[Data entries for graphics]
-- Opening Marker --

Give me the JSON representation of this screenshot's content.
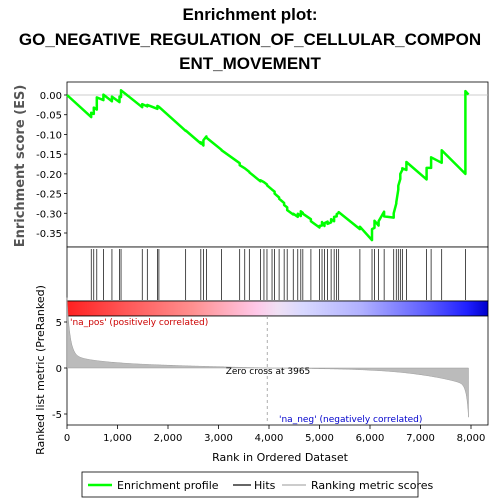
{
  "chart_data": {
    "type": "line",
    "title_lines": [
      "Enrichment plot:",
      "GO_NEGATIVE_REGULATION_OF_CELLULAR_COMPON",
      "ENT_MOVEMENT"
    ],
    "xlabel": "Rank in Ordered Dataset",
    "ylabel_top": "Enrichment score (ES)",
    "ylabel_bottom": "Ranked list metric (PreRanked)",
    "xlim": [
      0,
      8000
    ],
    "es_ylim": [
      -0.375,
      0.03
    ],
    "metric_ylim": [
      -6.5,
      8.5
    ],
    "x_ticks": [
      0,
      1000,
      2000,
      3000,
      4000,
      5000,
      6000,
      7000,
      8000
    ],
    "x_tick_labels": [
      "0",
      "1,000",
      "2,000",
      "3,000",
      "4,000",
      "5,000",
      "6,000",
      "7,000",
      "8,000"
    ],
    "es_ticks": [
      0.0,
      -0.05,
      -0.1,
      -0.15,
      -0.2,
      -0.25,
      -0.3,
      -0.35
    ],
    "es_tick_labels": [
      "0.00",
      "-0.05",
      "-0.10",
      "-0.15",
      "-0.20",
      "-0.25",
      "-0.30",
      "-0.35"
    ],
    "metric_ticks": [
      5,
      0,
      -5
    ],
    "metric_tick_labels": [
      "5",
      "0",
      "-5"
    ],
    "zero_cross": 3965,
    "zero_cross_label": "Zero cross at 3965",
    "pos_label": "'na_pos' (positively correlated)",
    "neg_label": "'na_neg' (negatively correlated)",
    "n_genes": 7950,
    "hits": [
      480,
      530,
      590,
      720,
      890,
      1040,
      1070,
      1490,
      1590,
      1790,
      1820,
      2350,
      2650,
      2700,
      2760,
      3060,
      3420,
      3520,
      3610,
      3830,
      3900,
      3960,
      4060,
      4110,
      4200,
      4300,
      4360,
      4480,
      4570,
      4630,
      4670,
      4830,
      5000,
      5050,
      5100,
      5160,
      5230,
      5290,
      5340,
      5380,
      5800,
      6040,
      6090,
      6170,
      6280,
      6470,
      6520,
      6560,
      6600,
      6640,
      6720,
      7120,
      7210,
      7420,
      7890
    ],
    "series": [
      {
        "name": "Enrichment profile",
        "color": "#00ff00",
        "x": [
          0,
          480,
          480,
          530,
          530,
          590,
          590,
          720,
          720,
          890,
          890,
          1040,
          1040,
          1070,
          1070,
          1490,
          1490,
          1590,
          1590,
          1790,
          1790,
          1820,
          1820,
          2350,
          2350,
          2650,
          2650,
          2700,
          2700,
          2760,
          2760,
          3060,
          3060,
          3420,
          3420,
          3520,
          3520,
          3610,
          3610,
          3830,
          3830,
          3900,
          3900,
          3960,
          3960,
          4060,
          4060,
          4110,
          4110,
          4200,
          4200,
          4300,
          4300,
          4360,
          4360,
          4480,
          4480,
          4570,
          4570,
          4630,
          4630,
          4670,
          4670,
          4830,
          4830,
          5000,
          5000,
          5050,
          5050,
          5100,
          5100,
          5160,
          5160,
          5230,
          5230,
          5290,
          5290,
          5340,
          5340,
          5380,
          5380,
          5800,
          5800,
          6040,
          6040,
          6090,
          6090,
          6170,
          6170,
          6280,
          6280,
          6470,
          6470,
          6520,
          6520,
          6560,
          6560,
          6600,
          6600,
          6640,
          6640,
          6720,
          6720,
          7120,
          7120,
          7210,
          7210,
          7420,
          7420,
          7890,
          7890,
          7950
        ],
        "y": [
          0.0,
          -0.056,
          -0.045,
          -0.048,
          -0.032,
          -0.037,
          -0.006,
          -0.013,
          0.001,
          -0.016,
          -0.004,
          -0.018,
          -0.004,
          -0.005,
          0.012,
          -0.031,
          -0.023,
          -0.029,
          -0.025,
          -0.035,
          -0.028,
          -0.03,
          -0.03,
          -0.091,
          -0.09,
          -0.123,
          -0.12,
          -0.128,
          -0.115,
          -0.105,
          -0.108,
          -0.139,
          -0.14,
          -0.173,
          -0.178,
          -0.186,
          -0.186,
          -0.195,
          -0.196,
          -0.219,
          -0.216,
          -0.221,
          -0.221,
          -0.227,
          -0.229,
          -0.24,
          -0.24,
          -0.245,
          -0.25,
          -0.26,
          -0.263,
          -0.274,
          -0.279,
          -0.285,
          -0.292,
          -0.303,
          -0.301,
          -0.309,
          -0.301,
          -0.307,
          -0.295,
          -0.299,
          -0.301,
          -0.315,
          -0.32,
          -0.336,
          -0.332,
          -0.331,
          -0.322,
          -0.332,
          -0.325,
          -0.321,
          -0.327,
          -0.323,
          -0.315,
          -0.32,
          -0.309,
          -0.308,
          -0.302,
          -0.299,
          -0.297,
          -0.34,
          -0.334,
          -0.368,
          -0.34,
          -0.337,
          -0.319,
          -0.331,
          -0.32,
          -0.296,
          -0.308,
          -0.311,
          -0.3,
          -0.275,
          -0.272,
          -0.24,
          -0.23,
          -0.213,
          -0.2,
          -0.19,
          -0.186,
          -0.19,
          -0.17,
          -0.214,
          -0.185,
          -0.185,
          -0.158,
          -0.172,
          -0.14,
          -0.2,
          0.01,
          0.001
        ]
      }
    ],
    "legend": [
      "Enrichment profile",
      "Hits",
      "Ranking metric scores"
    ],
    "legend_position": "bottom",
    "grid": false
  }
}
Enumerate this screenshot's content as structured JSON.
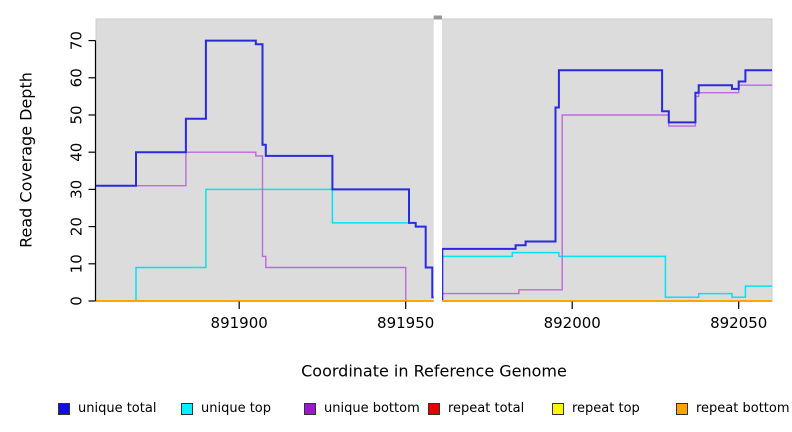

-- Closing Marker --

▶ _Work item_
The records above must be output exactly, except for the pictures.

▶ _Solution to the exercise_
Give me the JSON representation of this screenshot's content.
{
  "chart_data": {
    "type": "line",
    "title_lines": [
      "Enrichment plot:",
      "GO_NEGATIVE_REGULATION_OF_CELLULAR_COMPON",
      "ENT_MOVEMENT"
    ],
    "xlabel": "Rank in Ordered Dataset",
    "ylabel_top": "Enrichment score (ES)",
    "ylabel_bottom": "Ranked list metric (PreRanked)",
    "xlim": [
      0,
      8000
    ],
    "es_ylim": [
      -0.375,
      0.03
    ],
    "metric_ylim": [
      -6.5,
      8.5
    ],
    "x_ticks": [
      0,
      1000,
      2000,
      3000,
      4000,
      5000,
      6000,
      7000,
      8000
    ],
    "x_tick_labels": [
      "0",
      "1,000",
      "2,000",
      "3,000",
      "4,000",
      "5,000",
      "6,000",
      "7,000",
      "8,000"
    ],
    "es_ticks": [
      0.0,
      -0.05,
      -0.1,
      -0.15,
      -0.2,
      -0.25,
      -0.3,
      -0.35
    ],
    "es_tick_labels": [
      "0.00",
      "-0.05",
      "-0.10",
      "-0.15",
      "-0.20",
      "-0.25",
      "-0.30",
      "-0.35"
    ],
    "metric_ticks": [
      5,
      0,
      -5
    ],
    "metric_tick_labels": [
      "5",
      "0",
      "-5"
    ],
    "zero_cross": 3965,
    "zero_cross_label": "Zero cross at 3965",
    "pos_label": "'na_pos' (positively correlated)",
    "neg_label": "'na_neg' (negatively correlated)",
    "n_genes": 7950,
    "hits": [
      480,
      530,
      590,
      720,
      890,
      1040,
      1070,
      1490,
      1590,
      1790,
      1820,
      2350,
      2650,
      2700,
      2760,
      3060,
      3420,
      3520,
      3610,
      3830,
      3900,
      3960,
      4060,
      4110,
      4200,
      4300,
      4360,
      4480,
      4570,
      4630,
      4670,
      4830,
      5000,
      5050,
      5100,
      5160,
      5230,
      5290,
      5340,
      5380,
      5800,
      6040,
      6090,
      6170,
      6280,
      6470,
      6520,
      6560,
      6600,
      6640,
      6720,
      7120,
      7210,
      7420,
      7890
    ],
    "series": [
      {
        "name": "Enrichment profile",
        "color": "#00ff00",
        "x": [
          0,
          480,
          480,
          530,
          530,
          590,
          590,
          720,
          720,
          890,
          890,
          1040,
          1040,
          1070,
          1070,
          1490,
          1490,
          1590,
          1590,
          1790,
          1790,
          1820,
          1820,
          2350,
          2350,
          2650,
          2650,
          2700,
          2700,
          2760,
          2760,
          3060,
          3060,
          3420,
          3420,
          3520,
          3520,
          3610,
          3610,
          3830,
          3830,
          3900,
          3900,
          3960,
          3960,
          4060,
          4060,
          4110,
          4110,
          4200,
          4200,
          4300,
          4300,
          4360,
          4360,
          4480,
          4480,
          4570,
          4570,
          4630,
          4630,
          4670,
          4670,
          4830,
          4830,
          5000,
          5000,
          5050,
          5050,
          5100,
          5100,
          5160,
          5160,
          5230,
          5230,
          5290,
          5290,
          5340,
          5340,
          5380,
          5380,
          5800,
          5800,
          6040,
          6040,
          6090,
          6090,
          6170,
          6170,
          6280,
          6280,
          6470,
          6470,
          6520,
          6520,
          6560,
          6560,
          6600,
          6600,
          6640,
          6640,
          6720,
          6720,
          7120,
          7120,
          7210,
          7210,
          7420,
          7420,
          7890,
          7890,
          7950
        ],
        "y": [
          0.0,
          -0.056,
          -0.045,
          -0.048,
          -0.032,
          -0.037,
          -0.006,
          -0.013,
          0.001,
          -0.016,
          -0.004,
          -0.018,
          -0.004,
          -0.005,
          0.012,
          -0.031,
          -0.023,
          -0.029,
          -0.025,
          -0.035,
          -0.028,
          -0.03,
          -0.03,
          -0.091,
          -0.09,
          -0.123,
          -0.12,
          -0.128,
          -0.115,
          -0.105,
          -0.108,
          -0.139,
          -0.14,
          -0.173,
          -0.178,
          -0.186,
          -0.186,
          -0.195,
          -0.196,
          -0.219,
          -0.216,
          -0.221,
          -0.221,
          -0.227,
          -0.229,
          -0.24,
          -0.24,
          -0.245,
          -0.25,
          -0.26,
          -0.263,
          -0.274,
          -0.279,
          -0.285,
          -0.292,
          -0.303,
          -0.301,
          -0.309,
          -0.301,
          -0.307,
          -0.295,
          -0.299,
          -0.301,
          -0.315,
          -0.32,
          -0.336,
          -0.332,
          -0.331,
          -0.322,
          -0.332,
          -0.325,
          -0.321,
          -0.327,
          -0.323,
          -0.315,
          -0.32,
          -0.309,
          -0.308,
          -0.302,
          -0.299,
          -0.297,
          -0.34,
          -0.334,
          -0.368,
          -0.34,
          -0.337,
          -0.319,
          -0.331,
          -0.32,
          -0.296,
          -0.308,
          -0.311,
          -0.3,
          -0.275,
          -0.272,
          -0.24,
          -0.23,
          -0.213,
          -0.2,
          -0.19,
          -0.186,
          -0.19,
          -0.17,
          -0.214,
          -0.185,
          -0.185,
          -0.158,
          -0.172,
          -0.14,
          -0.2,
          0.01,
          0.001
        ]
      }
    ],
    "legend": [
      "Enrichment profile",
      "Hits",
      "Ranking metric scores"
    ],
    "legend_position": "bottom",
    "grid": false
  }
}
Enumerate this screenshot's content as structured JSON.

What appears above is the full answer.